| Given instruction |
Copy out all of the data exactly as it appears.
━━━━━━
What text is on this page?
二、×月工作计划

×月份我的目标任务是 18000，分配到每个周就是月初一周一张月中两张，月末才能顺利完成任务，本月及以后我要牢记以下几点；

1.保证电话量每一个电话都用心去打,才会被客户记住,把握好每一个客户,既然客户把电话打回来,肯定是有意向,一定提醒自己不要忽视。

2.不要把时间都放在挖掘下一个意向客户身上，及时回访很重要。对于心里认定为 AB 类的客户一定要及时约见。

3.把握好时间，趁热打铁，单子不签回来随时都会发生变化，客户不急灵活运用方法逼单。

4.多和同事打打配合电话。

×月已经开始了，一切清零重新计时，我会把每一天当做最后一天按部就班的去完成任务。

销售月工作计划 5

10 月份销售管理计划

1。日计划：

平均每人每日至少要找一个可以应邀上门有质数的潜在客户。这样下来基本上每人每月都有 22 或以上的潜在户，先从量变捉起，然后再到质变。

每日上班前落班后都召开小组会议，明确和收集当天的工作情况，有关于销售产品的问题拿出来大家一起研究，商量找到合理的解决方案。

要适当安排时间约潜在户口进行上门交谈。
━━━━━━
| Completed task |
What text is on this page?
二、×月工作计划

×月份我的目标任务是 18000，分配到每个周就是月初一周一张月中两张，月末才能顺利完成任务，本月及以后我要牢记以下几点；

1.保证电话量每一个电话都用心去打,才会被客户记住,把握好每一个客户,既然客户把电话打回来,肯定是有意向,一定提醒自己不要忽视。

2.不要把时间都放在挖掘下一个意向客户身上，及时回访很重要。对于心里认定为 AB 类的客户一定要及时约见。

3.把握好时间，趁热打铁，单子不签回来随时都会发生变化，客户不急灵活运用方法逼单。

4.多和同事打打配合电话。

×月已经开始了，一切清零重新计时，我会把每一天当做最后一天按部就班的去完成任务。

销售月工作计划 5

10 月份销售管理计划

1。日计划：

平均每人每日至少要找一个可以应邀上门有质数的潜在客户。这样下来基本上每人每月都有 22 或以上的潜在户，先从量变捉起，然后再到质变。

每日上班前落班后都召开小组会议，明确和收集当天的工作情况，有关于销售产品的问题拿出来大家一起研究，商量找到合理的解决方案。

要适当安排时间约潜在户口进行上门交谈。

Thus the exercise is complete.